▼
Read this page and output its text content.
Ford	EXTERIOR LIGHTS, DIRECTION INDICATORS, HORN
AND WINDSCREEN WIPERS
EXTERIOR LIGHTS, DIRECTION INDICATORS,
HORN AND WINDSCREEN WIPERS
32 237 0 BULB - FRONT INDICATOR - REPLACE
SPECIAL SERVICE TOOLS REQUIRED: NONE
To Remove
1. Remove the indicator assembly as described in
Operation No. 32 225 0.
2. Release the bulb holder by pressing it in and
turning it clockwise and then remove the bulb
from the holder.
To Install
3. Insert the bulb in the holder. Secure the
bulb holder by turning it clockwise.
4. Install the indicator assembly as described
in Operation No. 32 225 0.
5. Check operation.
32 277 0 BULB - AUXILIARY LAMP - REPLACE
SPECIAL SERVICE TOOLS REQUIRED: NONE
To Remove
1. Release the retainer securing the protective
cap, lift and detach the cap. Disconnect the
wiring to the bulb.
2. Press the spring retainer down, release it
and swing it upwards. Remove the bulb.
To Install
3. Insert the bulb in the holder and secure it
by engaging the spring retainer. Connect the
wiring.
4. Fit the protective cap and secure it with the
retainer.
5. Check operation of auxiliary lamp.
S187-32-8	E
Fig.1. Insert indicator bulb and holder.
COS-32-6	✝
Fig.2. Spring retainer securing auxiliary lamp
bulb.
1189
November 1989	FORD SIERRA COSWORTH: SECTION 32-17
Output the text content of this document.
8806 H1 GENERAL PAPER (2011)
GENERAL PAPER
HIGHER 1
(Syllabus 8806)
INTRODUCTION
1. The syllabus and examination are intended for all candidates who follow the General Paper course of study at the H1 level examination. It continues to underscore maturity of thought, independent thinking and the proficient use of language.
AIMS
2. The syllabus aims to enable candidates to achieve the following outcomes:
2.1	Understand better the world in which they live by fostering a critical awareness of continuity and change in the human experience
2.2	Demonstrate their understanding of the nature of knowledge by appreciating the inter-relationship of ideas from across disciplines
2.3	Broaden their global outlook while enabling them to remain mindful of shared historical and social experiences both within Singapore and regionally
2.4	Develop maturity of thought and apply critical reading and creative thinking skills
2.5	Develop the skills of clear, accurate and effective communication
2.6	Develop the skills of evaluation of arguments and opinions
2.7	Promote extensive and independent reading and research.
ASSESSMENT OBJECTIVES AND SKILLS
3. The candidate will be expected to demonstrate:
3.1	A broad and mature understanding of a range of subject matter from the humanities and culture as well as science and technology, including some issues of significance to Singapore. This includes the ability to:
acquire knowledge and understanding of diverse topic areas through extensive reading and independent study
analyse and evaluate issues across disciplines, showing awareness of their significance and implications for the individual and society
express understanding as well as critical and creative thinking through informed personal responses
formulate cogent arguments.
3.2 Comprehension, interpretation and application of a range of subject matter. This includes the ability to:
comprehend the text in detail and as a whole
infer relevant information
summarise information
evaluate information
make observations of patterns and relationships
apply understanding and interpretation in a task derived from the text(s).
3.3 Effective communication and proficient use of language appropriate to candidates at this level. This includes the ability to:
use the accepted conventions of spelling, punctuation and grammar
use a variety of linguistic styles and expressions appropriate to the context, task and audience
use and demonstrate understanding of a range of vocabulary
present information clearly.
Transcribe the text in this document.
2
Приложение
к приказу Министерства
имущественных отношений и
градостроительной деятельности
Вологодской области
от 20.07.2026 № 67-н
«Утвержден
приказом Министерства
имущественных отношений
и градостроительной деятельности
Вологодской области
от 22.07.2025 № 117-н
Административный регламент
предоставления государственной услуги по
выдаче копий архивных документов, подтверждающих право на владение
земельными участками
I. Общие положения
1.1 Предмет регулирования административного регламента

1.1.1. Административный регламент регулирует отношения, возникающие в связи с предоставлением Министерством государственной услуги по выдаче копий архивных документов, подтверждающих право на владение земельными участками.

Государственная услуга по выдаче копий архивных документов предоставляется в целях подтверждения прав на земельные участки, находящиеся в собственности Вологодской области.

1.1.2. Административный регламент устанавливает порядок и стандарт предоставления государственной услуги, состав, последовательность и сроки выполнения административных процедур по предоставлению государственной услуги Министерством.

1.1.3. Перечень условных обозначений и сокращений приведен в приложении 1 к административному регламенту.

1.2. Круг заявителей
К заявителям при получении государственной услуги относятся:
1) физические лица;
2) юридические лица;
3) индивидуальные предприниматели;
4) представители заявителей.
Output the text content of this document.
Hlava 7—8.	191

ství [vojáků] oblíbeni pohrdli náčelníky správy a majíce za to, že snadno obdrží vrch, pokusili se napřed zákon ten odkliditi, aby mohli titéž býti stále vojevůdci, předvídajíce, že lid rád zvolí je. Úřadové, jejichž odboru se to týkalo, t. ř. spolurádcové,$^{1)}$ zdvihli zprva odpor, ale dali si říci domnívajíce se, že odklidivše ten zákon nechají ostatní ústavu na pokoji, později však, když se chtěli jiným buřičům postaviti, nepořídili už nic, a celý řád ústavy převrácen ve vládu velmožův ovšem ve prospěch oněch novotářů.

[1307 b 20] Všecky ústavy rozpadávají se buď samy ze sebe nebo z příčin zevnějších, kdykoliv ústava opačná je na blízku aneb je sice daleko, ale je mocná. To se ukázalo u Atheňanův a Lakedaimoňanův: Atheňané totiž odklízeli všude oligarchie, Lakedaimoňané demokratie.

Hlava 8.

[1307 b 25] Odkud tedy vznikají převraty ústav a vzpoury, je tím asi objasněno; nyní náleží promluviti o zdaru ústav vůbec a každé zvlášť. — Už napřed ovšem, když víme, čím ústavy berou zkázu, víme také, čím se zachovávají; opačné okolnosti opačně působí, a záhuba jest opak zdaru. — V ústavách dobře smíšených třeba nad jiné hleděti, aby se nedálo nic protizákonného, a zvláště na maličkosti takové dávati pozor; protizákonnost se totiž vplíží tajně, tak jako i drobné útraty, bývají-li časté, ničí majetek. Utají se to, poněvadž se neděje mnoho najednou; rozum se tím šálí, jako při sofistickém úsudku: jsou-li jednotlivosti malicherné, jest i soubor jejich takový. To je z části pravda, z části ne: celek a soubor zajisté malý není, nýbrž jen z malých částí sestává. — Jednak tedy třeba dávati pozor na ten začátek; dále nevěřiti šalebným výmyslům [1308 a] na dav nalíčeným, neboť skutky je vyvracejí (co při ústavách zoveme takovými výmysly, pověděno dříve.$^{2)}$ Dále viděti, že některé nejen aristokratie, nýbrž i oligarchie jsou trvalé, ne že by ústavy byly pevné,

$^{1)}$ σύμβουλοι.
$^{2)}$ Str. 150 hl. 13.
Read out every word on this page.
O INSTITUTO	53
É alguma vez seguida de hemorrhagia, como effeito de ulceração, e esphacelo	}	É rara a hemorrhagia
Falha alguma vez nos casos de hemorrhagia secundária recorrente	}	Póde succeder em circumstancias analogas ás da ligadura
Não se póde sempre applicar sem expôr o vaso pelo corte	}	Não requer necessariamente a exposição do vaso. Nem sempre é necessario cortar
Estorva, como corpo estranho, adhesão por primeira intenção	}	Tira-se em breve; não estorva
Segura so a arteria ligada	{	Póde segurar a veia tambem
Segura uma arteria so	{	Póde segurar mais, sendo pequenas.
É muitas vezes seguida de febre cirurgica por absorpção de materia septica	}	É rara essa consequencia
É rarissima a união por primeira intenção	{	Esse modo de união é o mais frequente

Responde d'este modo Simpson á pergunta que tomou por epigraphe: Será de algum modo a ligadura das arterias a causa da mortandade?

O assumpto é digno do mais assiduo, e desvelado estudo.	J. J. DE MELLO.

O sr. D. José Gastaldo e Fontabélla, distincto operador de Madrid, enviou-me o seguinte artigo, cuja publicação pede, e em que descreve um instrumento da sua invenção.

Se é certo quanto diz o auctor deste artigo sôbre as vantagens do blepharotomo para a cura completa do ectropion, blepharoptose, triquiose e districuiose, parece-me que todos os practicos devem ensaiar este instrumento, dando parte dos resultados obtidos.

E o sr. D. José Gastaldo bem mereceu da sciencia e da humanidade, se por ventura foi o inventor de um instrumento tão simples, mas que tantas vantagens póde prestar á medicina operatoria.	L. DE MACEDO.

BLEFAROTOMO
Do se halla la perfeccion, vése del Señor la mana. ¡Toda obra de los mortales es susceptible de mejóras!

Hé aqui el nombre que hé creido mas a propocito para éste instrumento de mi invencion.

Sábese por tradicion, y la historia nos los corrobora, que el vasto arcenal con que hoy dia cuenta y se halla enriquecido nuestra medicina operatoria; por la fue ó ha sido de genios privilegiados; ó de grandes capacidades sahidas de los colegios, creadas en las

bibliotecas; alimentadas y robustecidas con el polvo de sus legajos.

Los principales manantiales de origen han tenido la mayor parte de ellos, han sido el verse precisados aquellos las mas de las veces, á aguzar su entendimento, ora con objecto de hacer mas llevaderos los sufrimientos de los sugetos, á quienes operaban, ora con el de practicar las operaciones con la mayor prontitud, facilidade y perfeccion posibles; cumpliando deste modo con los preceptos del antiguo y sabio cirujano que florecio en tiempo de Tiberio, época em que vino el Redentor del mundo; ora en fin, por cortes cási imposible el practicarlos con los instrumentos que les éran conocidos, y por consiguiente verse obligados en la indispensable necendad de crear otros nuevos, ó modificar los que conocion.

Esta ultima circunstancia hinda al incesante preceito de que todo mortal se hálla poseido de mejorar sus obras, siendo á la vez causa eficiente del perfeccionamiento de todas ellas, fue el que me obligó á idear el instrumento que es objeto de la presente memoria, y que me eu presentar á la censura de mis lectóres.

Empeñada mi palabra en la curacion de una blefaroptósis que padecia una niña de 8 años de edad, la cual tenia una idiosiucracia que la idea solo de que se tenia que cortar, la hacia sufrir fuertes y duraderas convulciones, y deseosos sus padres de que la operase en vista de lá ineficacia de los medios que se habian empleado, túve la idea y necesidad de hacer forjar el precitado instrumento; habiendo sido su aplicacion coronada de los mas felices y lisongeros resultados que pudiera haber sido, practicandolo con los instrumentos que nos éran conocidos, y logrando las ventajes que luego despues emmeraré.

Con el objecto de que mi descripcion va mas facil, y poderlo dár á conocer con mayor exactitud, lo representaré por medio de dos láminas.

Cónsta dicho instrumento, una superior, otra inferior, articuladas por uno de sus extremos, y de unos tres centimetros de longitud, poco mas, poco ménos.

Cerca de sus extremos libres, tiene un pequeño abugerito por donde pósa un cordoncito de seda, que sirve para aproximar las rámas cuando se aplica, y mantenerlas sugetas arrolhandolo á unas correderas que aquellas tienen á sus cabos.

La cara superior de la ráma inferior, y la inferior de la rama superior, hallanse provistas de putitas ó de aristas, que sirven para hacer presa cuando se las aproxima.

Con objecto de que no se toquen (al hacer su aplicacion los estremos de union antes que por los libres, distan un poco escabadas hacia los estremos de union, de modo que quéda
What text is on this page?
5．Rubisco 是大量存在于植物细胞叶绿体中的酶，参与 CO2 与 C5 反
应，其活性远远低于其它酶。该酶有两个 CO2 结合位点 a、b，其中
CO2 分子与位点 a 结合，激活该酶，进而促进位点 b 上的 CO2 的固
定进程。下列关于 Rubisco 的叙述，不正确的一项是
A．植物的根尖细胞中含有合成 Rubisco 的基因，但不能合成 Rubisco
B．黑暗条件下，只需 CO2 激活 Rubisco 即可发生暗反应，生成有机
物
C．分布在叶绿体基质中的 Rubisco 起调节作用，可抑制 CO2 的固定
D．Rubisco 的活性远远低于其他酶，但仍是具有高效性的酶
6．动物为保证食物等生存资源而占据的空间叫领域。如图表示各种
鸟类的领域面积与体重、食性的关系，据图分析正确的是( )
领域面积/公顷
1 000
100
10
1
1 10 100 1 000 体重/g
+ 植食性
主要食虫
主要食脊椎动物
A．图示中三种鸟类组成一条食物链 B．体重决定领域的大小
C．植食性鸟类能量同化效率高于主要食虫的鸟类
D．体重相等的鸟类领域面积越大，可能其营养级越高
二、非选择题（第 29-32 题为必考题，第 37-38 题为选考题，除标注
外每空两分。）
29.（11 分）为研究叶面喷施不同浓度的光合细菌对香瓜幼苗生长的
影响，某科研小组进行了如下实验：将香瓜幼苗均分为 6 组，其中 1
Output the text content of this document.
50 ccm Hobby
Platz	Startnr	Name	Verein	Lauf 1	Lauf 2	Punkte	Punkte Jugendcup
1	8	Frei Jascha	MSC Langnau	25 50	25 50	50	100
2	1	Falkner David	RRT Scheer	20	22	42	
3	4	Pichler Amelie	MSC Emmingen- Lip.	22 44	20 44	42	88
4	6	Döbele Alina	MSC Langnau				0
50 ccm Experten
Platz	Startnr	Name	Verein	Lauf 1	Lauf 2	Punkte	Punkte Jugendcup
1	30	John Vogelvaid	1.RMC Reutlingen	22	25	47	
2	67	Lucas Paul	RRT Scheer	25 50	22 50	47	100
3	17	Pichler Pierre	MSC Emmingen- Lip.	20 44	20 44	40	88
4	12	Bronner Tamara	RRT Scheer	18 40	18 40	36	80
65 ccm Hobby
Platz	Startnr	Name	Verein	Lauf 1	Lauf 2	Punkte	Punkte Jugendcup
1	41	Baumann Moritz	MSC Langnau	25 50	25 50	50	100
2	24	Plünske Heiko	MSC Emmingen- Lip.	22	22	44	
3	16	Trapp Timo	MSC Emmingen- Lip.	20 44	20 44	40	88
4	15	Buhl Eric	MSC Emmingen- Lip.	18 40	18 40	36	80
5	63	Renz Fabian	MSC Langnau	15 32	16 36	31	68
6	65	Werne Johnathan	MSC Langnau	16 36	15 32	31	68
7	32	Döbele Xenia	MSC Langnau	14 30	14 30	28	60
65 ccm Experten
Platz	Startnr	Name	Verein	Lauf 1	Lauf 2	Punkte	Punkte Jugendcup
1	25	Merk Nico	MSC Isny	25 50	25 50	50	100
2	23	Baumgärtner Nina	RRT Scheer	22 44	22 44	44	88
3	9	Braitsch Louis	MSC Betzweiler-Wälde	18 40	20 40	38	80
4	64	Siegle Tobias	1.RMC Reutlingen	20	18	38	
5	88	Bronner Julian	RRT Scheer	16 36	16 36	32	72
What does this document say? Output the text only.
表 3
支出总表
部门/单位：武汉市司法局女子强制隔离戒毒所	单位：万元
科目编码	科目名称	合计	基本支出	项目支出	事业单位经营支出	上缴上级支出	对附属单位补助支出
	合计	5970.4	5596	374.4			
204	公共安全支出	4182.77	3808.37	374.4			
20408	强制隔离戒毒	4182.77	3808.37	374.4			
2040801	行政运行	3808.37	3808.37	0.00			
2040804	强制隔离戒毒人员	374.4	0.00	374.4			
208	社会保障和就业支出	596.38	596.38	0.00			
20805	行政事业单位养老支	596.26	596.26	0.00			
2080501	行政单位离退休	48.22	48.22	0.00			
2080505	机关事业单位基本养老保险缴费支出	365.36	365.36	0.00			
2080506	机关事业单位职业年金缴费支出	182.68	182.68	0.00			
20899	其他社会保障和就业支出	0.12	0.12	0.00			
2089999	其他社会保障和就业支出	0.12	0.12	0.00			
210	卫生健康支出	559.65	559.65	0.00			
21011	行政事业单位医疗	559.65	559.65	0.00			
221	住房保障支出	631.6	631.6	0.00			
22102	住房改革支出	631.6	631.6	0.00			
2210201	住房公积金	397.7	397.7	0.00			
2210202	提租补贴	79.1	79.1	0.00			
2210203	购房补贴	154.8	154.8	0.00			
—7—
▲
Exercise prompt: Look through the data above. Copy every line with the string "Scheer" in it.

The output:
2	1	Falkner David	RRT Scheer	20	22	42	
2	67	Lucas Paul	RRT Scheer	25 50	22 50	47	100
4	12	Bronner Tamara	RRT Scheer	18 40	18 40	36	80
2	23	Baumgärtner Nina	RRT Scheer	22 44	22 44	44	88
5	88	Bronner Julian	RRT Scheer	16 36	16 36	32	72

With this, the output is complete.